(Aim of the exercise): Copy these lines exactly as they appear, starting at the line that has "forsterite-sio: SiO xyxy=(564,208,601,234)" and stopping after the line that has "forsterite-sub4: 4 xyxy=(600,219,609,235)".

Raw records:
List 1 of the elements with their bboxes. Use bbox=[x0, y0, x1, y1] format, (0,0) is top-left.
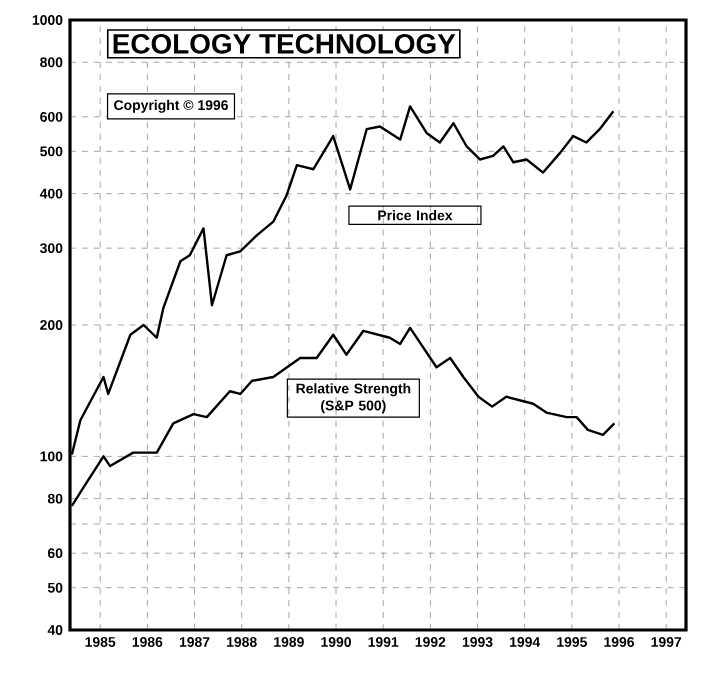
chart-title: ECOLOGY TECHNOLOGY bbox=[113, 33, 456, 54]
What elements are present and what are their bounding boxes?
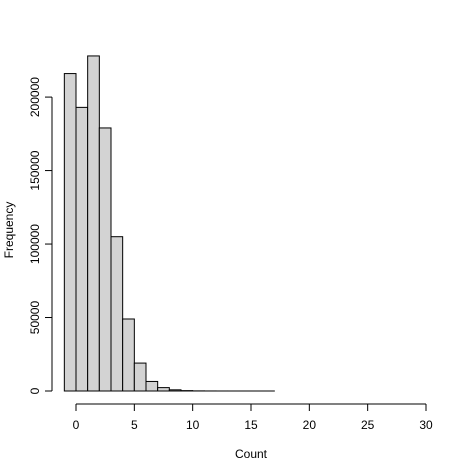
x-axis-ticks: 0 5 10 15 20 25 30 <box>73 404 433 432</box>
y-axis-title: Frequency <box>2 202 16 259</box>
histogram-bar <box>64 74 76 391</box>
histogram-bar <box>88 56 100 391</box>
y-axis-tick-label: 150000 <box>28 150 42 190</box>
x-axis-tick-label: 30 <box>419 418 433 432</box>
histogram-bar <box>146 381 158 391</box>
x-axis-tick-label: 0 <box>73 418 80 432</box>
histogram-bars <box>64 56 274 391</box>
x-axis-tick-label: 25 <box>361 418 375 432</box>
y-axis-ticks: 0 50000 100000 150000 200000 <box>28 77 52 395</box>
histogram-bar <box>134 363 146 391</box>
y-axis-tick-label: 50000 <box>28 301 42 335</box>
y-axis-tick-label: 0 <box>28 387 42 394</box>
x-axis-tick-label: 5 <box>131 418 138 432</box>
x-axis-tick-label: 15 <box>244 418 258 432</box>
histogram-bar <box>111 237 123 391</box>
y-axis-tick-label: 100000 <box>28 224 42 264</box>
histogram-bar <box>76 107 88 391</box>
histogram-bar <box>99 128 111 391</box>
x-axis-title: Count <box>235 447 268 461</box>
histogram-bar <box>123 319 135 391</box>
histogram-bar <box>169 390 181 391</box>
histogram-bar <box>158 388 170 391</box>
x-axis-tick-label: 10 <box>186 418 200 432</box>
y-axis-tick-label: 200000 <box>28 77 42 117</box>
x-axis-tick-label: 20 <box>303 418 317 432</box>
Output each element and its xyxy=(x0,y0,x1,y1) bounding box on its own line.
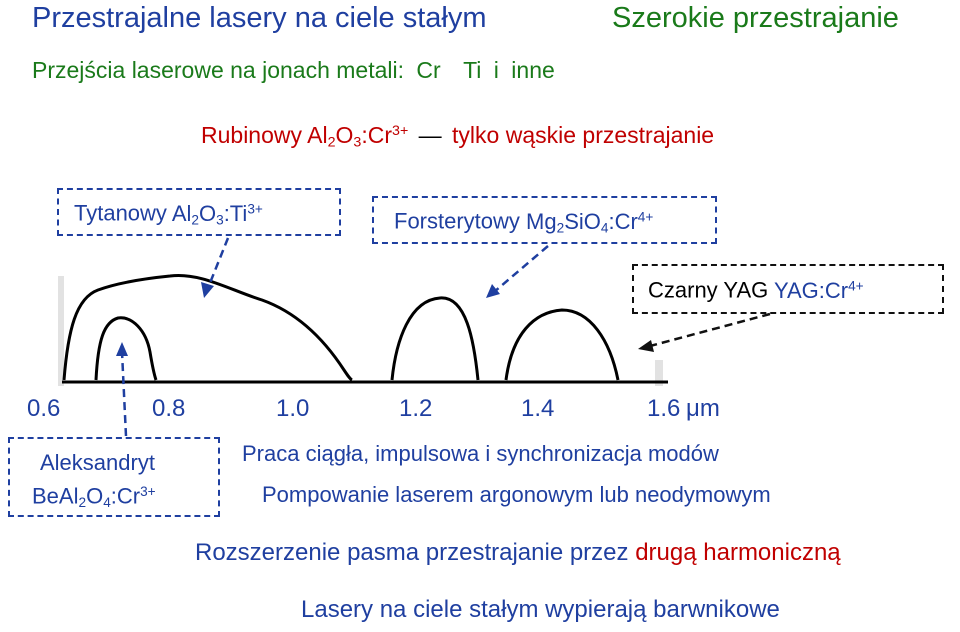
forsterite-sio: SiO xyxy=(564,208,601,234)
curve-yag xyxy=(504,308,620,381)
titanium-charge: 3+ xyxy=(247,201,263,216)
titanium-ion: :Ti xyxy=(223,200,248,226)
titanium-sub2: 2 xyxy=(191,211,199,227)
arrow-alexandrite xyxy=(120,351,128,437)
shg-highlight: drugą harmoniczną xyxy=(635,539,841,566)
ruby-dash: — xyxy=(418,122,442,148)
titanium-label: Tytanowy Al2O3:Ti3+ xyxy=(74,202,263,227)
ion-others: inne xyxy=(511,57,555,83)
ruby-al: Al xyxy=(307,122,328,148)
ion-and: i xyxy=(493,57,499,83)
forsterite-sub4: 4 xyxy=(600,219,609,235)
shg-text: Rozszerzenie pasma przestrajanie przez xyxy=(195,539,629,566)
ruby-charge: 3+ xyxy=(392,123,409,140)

(Reply to the exercise):
forsterite-sio: SiO xyxy=(564,208,601,234)
curve-yag xyxy=(504,308,620,381)
titanium-charge: 3+ xyxy=(247,201,263,216)
titanium-ion: :Ti xyxy=(223,200,248,226)
titanium-sub2: 2 xyxy=(191,211,199,227)
arrow-alexandrite xyxy=(120,351,128,437)
shg-highlight: drugą harmoniczną xyxy=(635,539,841,566)
ruby-dash: — xyxy=(418,122,442,148)
titanium-label: Tytanowy Al2O3:Ti3+ xyxy=(74,202,263,227)
ion-others: inne xyxy=(511,57,555,83)
ruby-al: Al xyxy=(307,122,328,148)
ion-and: i xyxy=(493,57,499,83)
forsterite-sub4: 4 xyxy=(600,219,609,235)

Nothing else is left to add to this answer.